- _Excerpt from a dataset_:
_ _ _ _ _

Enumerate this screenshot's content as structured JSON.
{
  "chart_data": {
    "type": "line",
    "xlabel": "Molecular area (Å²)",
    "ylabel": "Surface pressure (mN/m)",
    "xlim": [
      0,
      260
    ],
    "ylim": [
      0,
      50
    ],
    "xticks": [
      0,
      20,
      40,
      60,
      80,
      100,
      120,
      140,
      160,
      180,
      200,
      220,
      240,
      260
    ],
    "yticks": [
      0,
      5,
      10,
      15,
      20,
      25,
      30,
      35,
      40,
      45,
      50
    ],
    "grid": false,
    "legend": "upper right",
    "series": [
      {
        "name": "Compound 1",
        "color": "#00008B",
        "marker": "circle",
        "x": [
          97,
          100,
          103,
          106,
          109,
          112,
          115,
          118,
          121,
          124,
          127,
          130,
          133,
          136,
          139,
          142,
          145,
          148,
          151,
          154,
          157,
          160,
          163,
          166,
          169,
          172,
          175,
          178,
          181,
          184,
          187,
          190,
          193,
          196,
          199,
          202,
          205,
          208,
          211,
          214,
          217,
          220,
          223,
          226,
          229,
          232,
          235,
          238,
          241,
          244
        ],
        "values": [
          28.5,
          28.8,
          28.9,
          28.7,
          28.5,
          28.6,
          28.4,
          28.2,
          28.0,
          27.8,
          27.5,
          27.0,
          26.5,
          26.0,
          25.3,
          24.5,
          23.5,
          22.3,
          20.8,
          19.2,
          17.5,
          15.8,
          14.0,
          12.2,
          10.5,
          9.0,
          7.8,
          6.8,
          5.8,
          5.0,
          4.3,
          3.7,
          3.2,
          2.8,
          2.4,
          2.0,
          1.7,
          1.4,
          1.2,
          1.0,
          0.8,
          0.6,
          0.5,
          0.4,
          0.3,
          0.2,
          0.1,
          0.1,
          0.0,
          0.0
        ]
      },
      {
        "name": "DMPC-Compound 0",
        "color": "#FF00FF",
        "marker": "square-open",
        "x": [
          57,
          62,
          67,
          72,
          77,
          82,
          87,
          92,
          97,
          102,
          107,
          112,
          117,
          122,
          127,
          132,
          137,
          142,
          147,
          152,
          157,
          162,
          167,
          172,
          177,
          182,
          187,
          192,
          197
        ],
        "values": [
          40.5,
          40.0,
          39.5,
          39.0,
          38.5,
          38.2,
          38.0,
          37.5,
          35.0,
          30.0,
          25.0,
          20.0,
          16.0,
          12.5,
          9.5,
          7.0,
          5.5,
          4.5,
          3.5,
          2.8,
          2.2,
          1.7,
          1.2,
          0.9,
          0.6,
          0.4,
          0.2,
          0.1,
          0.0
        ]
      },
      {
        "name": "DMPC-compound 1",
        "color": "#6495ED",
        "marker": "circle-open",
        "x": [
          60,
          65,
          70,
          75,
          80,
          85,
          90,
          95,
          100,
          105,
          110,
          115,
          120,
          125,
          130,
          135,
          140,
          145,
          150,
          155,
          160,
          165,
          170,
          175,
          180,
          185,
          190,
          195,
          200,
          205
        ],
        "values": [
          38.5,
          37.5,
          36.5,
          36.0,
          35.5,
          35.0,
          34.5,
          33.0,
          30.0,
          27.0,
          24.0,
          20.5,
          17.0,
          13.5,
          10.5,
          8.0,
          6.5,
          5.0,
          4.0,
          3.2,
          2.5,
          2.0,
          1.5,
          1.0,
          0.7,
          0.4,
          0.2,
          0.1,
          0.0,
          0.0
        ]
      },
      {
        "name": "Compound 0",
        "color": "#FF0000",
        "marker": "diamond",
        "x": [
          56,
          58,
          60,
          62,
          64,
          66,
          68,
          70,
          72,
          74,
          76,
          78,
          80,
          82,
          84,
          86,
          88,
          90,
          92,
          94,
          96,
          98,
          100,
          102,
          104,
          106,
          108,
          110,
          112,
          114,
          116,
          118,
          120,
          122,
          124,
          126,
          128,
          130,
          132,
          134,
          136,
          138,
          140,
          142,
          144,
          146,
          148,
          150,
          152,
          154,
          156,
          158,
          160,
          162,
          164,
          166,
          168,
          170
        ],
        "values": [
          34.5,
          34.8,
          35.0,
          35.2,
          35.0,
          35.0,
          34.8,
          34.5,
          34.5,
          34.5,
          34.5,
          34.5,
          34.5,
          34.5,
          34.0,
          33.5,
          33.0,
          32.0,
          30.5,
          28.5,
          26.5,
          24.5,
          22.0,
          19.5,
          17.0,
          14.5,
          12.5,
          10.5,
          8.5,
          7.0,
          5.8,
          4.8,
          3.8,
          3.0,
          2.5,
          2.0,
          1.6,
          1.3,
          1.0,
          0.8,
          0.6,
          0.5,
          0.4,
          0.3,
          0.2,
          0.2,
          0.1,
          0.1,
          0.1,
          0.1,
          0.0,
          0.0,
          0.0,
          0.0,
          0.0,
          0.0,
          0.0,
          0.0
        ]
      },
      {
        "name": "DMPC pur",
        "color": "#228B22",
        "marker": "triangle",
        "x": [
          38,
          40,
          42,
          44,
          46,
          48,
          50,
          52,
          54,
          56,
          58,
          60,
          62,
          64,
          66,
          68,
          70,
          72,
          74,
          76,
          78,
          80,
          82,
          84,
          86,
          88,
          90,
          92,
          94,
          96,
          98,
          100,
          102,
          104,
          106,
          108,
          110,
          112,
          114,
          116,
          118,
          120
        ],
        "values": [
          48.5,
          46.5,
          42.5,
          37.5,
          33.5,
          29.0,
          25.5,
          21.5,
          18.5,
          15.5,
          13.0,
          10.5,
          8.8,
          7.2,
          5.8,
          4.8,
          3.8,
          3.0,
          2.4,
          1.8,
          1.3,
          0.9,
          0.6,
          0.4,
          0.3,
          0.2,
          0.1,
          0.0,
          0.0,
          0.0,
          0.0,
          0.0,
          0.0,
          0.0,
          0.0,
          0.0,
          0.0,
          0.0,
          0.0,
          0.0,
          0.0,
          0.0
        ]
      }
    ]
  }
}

_ _ _ _ _

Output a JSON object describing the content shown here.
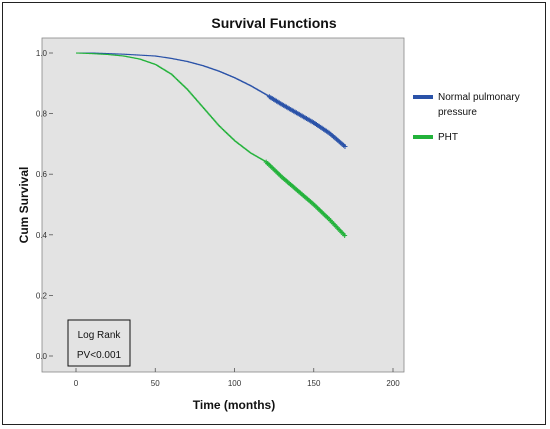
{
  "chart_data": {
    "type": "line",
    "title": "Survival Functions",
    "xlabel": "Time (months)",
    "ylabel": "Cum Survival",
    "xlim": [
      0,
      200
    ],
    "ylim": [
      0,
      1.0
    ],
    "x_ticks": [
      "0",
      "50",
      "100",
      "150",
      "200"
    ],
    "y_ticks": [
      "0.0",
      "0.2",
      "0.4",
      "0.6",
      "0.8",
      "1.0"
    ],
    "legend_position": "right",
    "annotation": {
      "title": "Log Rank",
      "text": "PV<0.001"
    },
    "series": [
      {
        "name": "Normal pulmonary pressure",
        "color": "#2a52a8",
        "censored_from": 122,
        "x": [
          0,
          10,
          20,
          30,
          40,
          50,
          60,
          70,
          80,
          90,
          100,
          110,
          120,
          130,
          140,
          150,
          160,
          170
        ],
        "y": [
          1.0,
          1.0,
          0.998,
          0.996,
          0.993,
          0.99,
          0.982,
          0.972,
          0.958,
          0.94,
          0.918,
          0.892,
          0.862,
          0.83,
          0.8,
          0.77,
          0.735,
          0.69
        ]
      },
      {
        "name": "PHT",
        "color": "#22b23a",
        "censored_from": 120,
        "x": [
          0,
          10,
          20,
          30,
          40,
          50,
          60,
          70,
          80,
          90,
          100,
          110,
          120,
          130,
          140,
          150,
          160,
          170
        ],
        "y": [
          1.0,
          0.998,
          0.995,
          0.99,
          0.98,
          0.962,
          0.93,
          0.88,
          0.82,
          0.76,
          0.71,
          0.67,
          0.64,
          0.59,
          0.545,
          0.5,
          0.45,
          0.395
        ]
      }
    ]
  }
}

_ _ _ _ _

- _WHAT THE EXERCISE ASKS_:
From the listing above, copy out each line where the word "pressure" appears.

- _OUTPUT FOR THIS TASK_:
    "ylabel": "Surface pressure (mN/m)",
        "name": "Normal pulmonary pressure",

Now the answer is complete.